## start Provided records

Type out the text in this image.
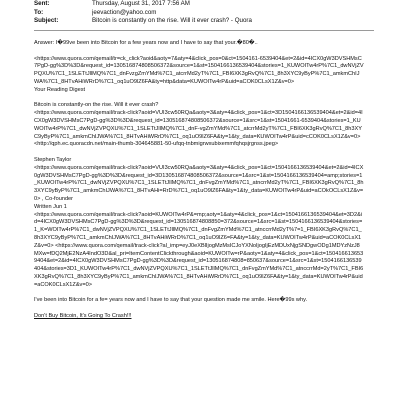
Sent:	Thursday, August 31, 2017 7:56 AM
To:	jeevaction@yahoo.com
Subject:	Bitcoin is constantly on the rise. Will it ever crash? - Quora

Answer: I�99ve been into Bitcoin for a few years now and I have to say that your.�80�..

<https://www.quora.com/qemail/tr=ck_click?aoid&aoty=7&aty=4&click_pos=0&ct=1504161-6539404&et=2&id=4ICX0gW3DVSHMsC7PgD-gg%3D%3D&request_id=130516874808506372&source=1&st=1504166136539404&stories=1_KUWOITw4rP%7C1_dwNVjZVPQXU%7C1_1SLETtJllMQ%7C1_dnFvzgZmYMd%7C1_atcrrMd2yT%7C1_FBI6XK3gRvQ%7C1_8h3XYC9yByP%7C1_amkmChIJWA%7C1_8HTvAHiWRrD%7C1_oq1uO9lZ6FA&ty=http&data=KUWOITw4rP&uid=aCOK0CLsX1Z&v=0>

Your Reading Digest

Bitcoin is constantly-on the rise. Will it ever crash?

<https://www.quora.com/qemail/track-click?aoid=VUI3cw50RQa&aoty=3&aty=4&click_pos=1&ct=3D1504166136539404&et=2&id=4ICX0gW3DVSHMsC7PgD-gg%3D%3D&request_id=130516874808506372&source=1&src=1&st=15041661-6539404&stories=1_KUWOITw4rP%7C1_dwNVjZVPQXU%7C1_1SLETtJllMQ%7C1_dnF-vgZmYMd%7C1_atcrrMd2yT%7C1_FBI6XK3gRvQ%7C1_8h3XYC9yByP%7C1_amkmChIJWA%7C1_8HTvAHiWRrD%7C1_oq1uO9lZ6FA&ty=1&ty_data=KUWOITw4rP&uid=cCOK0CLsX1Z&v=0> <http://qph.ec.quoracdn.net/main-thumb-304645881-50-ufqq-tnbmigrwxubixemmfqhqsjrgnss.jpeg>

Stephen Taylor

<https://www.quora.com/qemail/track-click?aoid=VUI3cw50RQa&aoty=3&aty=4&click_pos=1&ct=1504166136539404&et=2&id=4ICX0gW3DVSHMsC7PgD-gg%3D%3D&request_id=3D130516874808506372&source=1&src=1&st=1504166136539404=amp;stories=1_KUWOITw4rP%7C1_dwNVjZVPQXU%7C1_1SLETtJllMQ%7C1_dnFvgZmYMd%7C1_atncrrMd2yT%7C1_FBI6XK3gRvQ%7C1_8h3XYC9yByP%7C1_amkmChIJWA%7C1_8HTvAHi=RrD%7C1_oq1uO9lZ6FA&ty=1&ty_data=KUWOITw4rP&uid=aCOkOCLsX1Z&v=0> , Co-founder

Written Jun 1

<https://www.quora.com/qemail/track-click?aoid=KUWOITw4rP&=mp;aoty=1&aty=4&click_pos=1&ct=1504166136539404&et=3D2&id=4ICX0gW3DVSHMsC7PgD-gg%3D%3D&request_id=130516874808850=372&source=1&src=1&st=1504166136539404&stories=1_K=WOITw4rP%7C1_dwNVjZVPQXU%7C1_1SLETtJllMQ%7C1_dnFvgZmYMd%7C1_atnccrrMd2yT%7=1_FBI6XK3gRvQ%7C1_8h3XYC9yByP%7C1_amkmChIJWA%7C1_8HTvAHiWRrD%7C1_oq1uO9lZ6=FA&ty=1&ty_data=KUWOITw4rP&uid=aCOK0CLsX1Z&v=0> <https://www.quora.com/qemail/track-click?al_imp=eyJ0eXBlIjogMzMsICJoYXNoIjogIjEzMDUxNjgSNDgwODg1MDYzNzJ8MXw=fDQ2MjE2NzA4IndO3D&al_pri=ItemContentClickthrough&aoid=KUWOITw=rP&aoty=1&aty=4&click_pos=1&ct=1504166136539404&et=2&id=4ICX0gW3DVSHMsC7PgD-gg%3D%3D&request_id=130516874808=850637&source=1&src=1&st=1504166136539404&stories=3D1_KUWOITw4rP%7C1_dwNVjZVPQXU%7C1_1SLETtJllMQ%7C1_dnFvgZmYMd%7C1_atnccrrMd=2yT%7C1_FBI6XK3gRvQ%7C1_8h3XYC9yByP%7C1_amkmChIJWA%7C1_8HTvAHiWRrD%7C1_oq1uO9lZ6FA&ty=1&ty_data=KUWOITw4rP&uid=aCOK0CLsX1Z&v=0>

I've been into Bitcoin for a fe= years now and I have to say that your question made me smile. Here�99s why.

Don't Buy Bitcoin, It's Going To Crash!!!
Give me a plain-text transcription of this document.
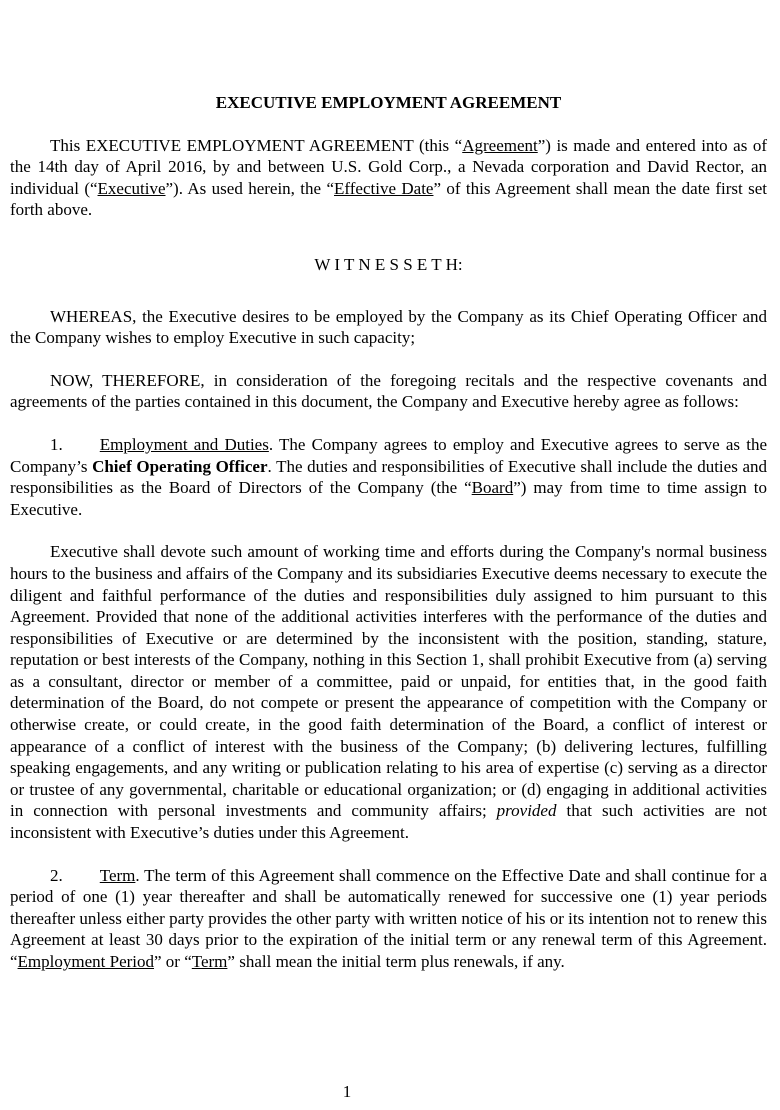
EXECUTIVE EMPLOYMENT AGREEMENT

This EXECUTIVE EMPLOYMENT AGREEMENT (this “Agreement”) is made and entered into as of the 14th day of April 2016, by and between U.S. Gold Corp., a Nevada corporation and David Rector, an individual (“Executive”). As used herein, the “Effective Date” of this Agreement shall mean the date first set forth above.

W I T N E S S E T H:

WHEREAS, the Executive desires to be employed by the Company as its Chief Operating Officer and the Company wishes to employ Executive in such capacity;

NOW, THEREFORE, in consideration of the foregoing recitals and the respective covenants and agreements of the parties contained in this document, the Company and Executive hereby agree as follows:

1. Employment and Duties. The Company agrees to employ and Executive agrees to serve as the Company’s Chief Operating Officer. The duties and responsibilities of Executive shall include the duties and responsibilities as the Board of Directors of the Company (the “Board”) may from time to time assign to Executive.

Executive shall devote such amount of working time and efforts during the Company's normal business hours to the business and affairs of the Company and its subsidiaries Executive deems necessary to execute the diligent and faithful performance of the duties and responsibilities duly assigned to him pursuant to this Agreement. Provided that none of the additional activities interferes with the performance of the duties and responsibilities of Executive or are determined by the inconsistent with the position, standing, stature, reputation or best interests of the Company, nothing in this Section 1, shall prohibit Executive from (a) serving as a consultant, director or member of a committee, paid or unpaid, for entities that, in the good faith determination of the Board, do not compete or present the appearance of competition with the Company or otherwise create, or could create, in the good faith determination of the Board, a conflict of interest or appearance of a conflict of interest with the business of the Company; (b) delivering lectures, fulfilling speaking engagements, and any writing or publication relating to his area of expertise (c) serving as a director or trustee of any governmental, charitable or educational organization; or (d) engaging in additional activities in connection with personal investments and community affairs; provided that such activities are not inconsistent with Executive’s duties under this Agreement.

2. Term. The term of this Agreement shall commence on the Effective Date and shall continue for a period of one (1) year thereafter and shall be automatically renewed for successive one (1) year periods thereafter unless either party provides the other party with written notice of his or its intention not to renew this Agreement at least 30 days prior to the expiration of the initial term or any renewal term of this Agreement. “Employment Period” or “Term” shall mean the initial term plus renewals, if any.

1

## end Provided records

• **What to work on**
Isolate each line of the listing above that includes "document". Copy it.

• **Result**
Give me a plain-text transcription of this document.
NOW, THEREFORE, in consideration of the foregoing recitals and the respective covenants and agreements of the parties contained in this document, the Company and Executive hereby agree as follows:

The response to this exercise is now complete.